= SHORT EXERCISE =
Pictures are not part of the copy; repeat everything else in the records exactly.

= TASK INPUT =
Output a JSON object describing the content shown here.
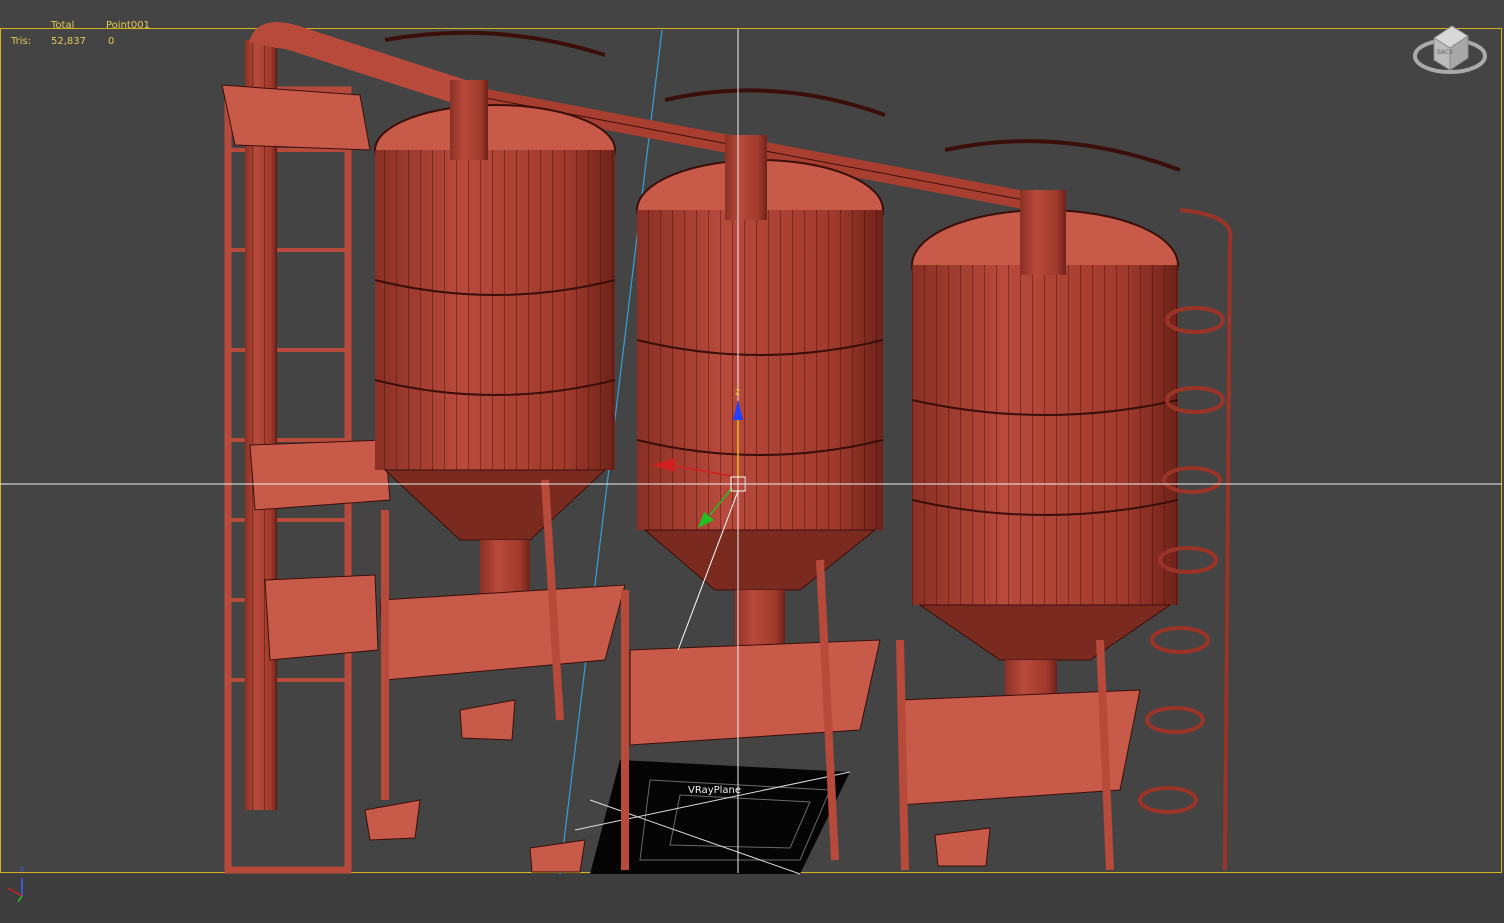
{
  "viewport": {
    "stats": {
      "col_total": "Total",
      "col_object": "Point001",
      "row_label": "Tris:",
      "tris_total": "52,837",
      "tris_object": "0"
    },
    "viewcube_face": "BACK",
    "object_label": "VRayPlane",
    "gizmo_axis_z": "z"
  },
  "colors": {
    "background": "#444444",
    "frame": "#d6b21f",
    "model_fill": "#b84a3c",
    "model_wire": "#3a0f0a",
    "stats_text": "#e3c95a"
  }
}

= ANSWER TO THIS EXERCISE =
Output a JSON object describing the content shown here.
{
  "viewport": {
    "stats": {
      "col_total": "Total",
      "col_object": "Point001",
      "row_label": "Tris:",
      "tris_total": "52,837",
      "tris_object": "0"
    },
    "viewcube_face": "BACK",
    "object_label": "VRayPlane",
    "gizmo_axis_z": "z"
  },
  "colors": {
    "background": "#444444",
    "frame": "#d6b21f",
    "model_fill": "#b84a3c",
    "model_wire": "#3a0f0a",
    "stats_text": "#e3c95a"
  }
}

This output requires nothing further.